WHAT IS REQUIRED:
Every record should be repeated exactly, except that pictures are left out.

Data listing:
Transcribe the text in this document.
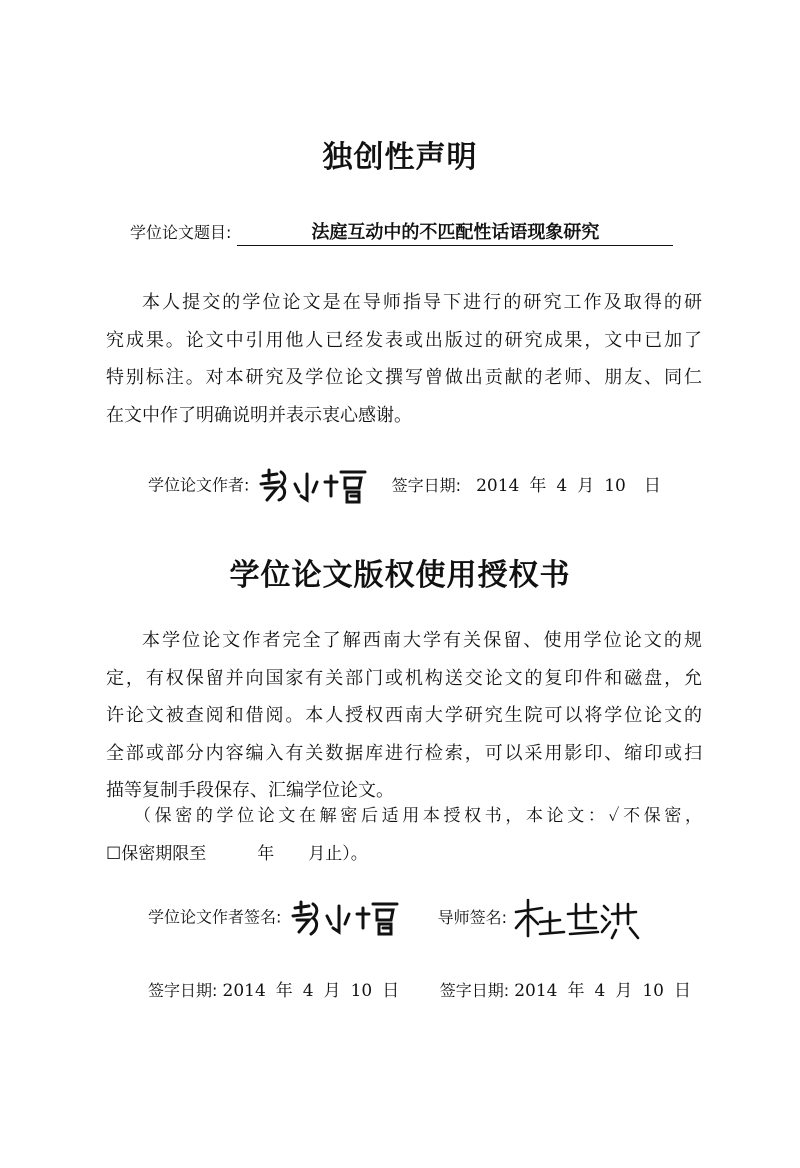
独创性声明
学位论文题目:	法庭互动中的不匹配性话语现象研究
本人提交的学位论文是在导师指导下进行的研究工作及取得的研
究成果。论文中引用他人已经发表或出版过的研究成果，文中已加了
特别标注。对本研究及学位论文撰写曾做出贡献的老师、朋友、同仁
在文中作了明确说明并表示衷心感谢。
学位论文作者:	签字日期: 2014 年 4 月 10 日
学位论文版权使用授权书
本学位论文作者完全了解西南大学有关保留、使用学位论文的规
定，有权保留并向国家有关部门或机构送交论文的复印件和磁盘，允
许论文被查阅和借阅。本人授权西南大学研究生院可以将学位论文的
全部或部分内容编入有关数据库进行检索，可以采用影印、缩印或扫
描等复制手段保存、汇编学位论文。
（保密的学位论文在解密后适用本授权书，本论文：✓不保密，
☐保密期限至　　　年　　月止）。
学位论文作者签名:	导师签名:
签字日期: 2014 年 4 月 10 日	签字日期: 2014 年 4 月 10 日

TASK RESPONSE:
Transcribe the text in this document.
独创性声明
学位论文题目:	法庭互动中的不匹配性话语现象研究
本人提交的学位论文是在导师指导下进行的研究工作及取得的研
究成果。论文中引用他人已经发表或出版过的研究成果，文中已加了
特别标注。对本研究及学位论文撰写曾做出贡献的老师、朋友、同仁
在文中作了明确说明并表示衷心感谢。
学位论文作者:	签字日期: 2014 年 4 月 10 日
学位论文版权使用授权书
本学位论文作者完全了解西南大学有关保留、使用学位论文的规
定，有权保留并向国家有关部门或机构送交论文的复印件和磁盘，允
许论文被查阅和借阅。本人授权西南大学研究生院可以将学位论文的
全部或部分内容编入有关数据库进行检索，可以采用影印、缩印或扫
描等复制手段保存、汇编学位论文。
（保密的学位论文在解密后适用本授权书，本论文：✓不保密，
☐保密期限至　　　年　　月止）。
学位论文作者签名:	导师签名:
签字日期: 2014 年 4 月 10 日	签字日期: 2014 年 4 月 10 日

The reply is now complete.